WHAT TO WORK ON → Return the whole listing exactly as it stands.

BEGIN EXCERPTED RECORDS

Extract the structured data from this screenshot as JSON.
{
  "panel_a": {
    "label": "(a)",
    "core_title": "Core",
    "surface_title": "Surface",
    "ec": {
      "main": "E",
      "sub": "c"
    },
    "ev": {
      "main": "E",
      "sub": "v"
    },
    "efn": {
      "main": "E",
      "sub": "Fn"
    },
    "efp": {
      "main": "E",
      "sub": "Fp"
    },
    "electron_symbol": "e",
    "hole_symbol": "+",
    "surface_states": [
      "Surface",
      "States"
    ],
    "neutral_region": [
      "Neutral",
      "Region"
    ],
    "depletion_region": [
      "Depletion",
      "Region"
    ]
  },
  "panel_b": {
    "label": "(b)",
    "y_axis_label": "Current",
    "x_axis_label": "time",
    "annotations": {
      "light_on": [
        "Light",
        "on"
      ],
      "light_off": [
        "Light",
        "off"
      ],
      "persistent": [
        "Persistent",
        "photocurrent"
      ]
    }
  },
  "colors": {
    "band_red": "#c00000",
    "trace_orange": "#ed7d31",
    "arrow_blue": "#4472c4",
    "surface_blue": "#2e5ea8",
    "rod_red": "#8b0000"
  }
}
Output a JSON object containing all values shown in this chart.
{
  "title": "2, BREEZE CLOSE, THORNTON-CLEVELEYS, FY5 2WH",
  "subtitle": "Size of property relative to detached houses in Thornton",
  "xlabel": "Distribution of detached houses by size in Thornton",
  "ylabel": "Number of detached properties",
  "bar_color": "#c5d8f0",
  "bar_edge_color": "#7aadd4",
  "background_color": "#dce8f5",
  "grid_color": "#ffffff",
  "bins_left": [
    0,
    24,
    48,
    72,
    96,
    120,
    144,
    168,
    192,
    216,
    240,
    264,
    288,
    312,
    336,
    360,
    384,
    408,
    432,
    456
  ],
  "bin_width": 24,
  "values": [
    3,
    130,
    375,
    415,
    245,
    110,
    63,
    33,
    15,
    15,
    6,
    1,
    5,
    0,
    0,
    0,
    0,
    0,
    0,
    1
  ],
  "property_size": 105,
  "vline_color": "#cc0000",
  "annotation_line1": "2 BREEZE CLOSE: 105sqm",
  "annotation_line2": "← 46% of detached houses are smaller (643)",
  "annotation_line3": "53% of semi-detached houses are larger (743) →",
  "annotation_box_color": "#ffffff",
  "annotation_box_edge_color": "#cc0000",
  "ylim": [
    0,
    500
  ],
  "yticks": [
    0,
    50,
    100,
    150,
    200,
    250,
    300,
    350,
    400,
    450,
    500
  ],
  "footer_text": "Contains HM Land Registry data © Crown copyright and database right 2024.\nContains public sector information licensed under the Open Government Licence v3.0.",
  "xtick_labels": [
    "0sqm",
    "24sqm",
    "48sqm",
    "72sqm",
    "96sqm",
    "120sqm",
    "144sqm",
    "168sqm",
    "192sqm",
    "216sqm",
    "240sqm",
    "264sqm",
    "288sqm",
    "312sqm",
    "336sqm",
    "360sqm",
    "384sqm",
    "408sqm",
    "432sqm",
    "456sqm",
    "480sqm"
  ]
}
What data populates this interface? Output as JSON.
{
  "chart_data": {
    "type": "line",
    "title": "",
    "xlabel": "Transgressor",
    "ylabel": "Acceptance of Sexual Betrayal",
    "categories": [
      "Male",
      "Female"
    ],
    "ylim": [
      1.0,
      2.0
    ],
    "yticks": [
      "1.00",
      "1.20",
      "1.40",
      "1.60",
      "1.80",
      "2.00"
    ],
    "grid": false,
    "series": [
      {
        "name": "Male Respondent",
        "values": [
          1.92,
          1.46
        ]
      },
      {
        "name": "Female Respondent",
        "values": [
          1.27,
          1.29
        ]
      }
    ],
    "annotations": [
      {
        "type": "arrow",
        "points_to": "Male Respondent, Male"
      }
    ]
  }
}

END EXCERPTED RECORDS

SOLVED PROBLEM →
Extract the structured data from this screenshot as JSON.
{
  "panel_a": {
    "label": "(a)",
    "core_title": "Core",
    "surface_title": "Surface",
    "ec": {
      "main": "E",
      "sub": "c"
    },
    "ev": {
      "main": "E",
      "sub": "v"
    },
    "efn": {
      "main": "E",
      "sub": "Fn"
    },
    "efp": {
      "main": "E",
      "sub": "Fp"
    },
    "electron_symbol": "e",
    "hole_symbol": "+",
    "surface_states": [
      "Surface",
      "States"
    ],
    "neutral_region": [
      "Neutral",
      "Region"
    ],
    "depletion_region": [
      "Depletion",
      "Region"
    ]
  },
  "panel_b": {
    "label": "(b)",
    "y_axis_label": "Current",
    "x_axis_label": "time",
    "annotations": {
      "light_on": [
        "Light",
        "on"
      ],
      "light_off": [
        "Light",
        "off"
      ],
      "persistent": [
        "Persistent",
        "photocurrent"
      ]
    }
  },
  "colors": {
    "band_red": "#c00000",
    "trace_orange": "#ed7d31",
    "arrow_blue": "#4472c4",
    "surface_blue": "#2e5ea8",
    "rod_red": "#8b0000"
  }
}
Output a JSON object containing all values shown in this chart.
{
  "title": "2, BREEZE CLOSE, THORNTON-CLEVELEYS, FY5 2WH",
  "subtitle": "Size of property relative to detached houses in Thornton",
  "xlabel": "Distribution of detached houses by size in Thornton",
  "ylabel": "Number of detached properties",
  "bar_color": "#c5d8f0",
  "bar_edge_color": "#7aadd4",
  "background_color": "#dce8f5",
  "grid_color": "#ffffff",
  "bins_left": [
    0,
    24,
    48,
    72,
    96,
    120,
    144,
    168,
    192,
    216,
    240,
    264,
    288,
    312,
    336,
    360,
    384,
    408,
    432,
    456
  ],
  "bin_width": 24,
  "values": [
    3,
    130,
    375,
    415,
    245,
    110,
    63,
    33,
    15,
    15,
    6,
    1,
    5,
    0,
    0,
    0,
    0,
    0,
    0,
    1
  ],
  "property_size": 105,
  "vline_color": "#cc0000",
  "annotation_line1": "2 BREEZE CLOSE: 105sqm",
  "annotation_line2": "← 46% of detached houses are smaller (643)",
  "annotation_line3": "53% of semi-detached houses are larger (743) →",
  "annotation_box_color": "#ffffff",
  "annotation_box_edge_color": "#cc0000",
  "ylim": [
    0,
    500
  ],
  "yticks": [
    0,
    50,
    100,
    150,
    200,
    250,
    300,
    350,
    400,
    450,
    500
  ],
  "footer_text": "Contains HM Land Registry data © Crown copyright and database right 2024.\nContains public sector information licensed under the Open Government Licence v3.0.",
  "xtick_labels": [
    "0sqm",
    "24sqm",
    "48sqm",
    "72sqm",
    "96sqm",
    "120sqm",
    "144sqm",
    "168sqm",
    "192sqm",
    "216sqm",
    "240sqm",
    "264sqm",
    "288sqm",
    "312sqm",
    "336sqm",
    "360sqm",
    "384sqm",
    "408sqm",
    "432sqm",
    "456sqm",
    "480sqm"
  ]
}
What data populates this interface? Output as JSON.
{
  "chart_data": {
    "type": "line",
    "title": "",
    "xlabel": "Transgressor",
    "ylabel": "Acceptance of Sexual Betrayal",
    "categories": [
      "Male",
      "Female"
    ],
    "ylim": [
      1.0,
      2.0
    ],
    "yticks": [
      "1.00",
      "1.20",
      "1.40",
      "1.60",
      "1.80",
      "2.00"
    ],
    "grid": false,
    "series": [
      {
        "name": "Male Respondent",
        "values": [
          1.92,
          1.46
        ]
      },
      {
        "name": "Female Respondent",
        "values": [
          1.27,
          1.29
        ]
      }
    ],
    "annotations": [
      {
        "type": "arrow",
        "points_to": "Male Respondent, Male"
      }
    ]
  }
}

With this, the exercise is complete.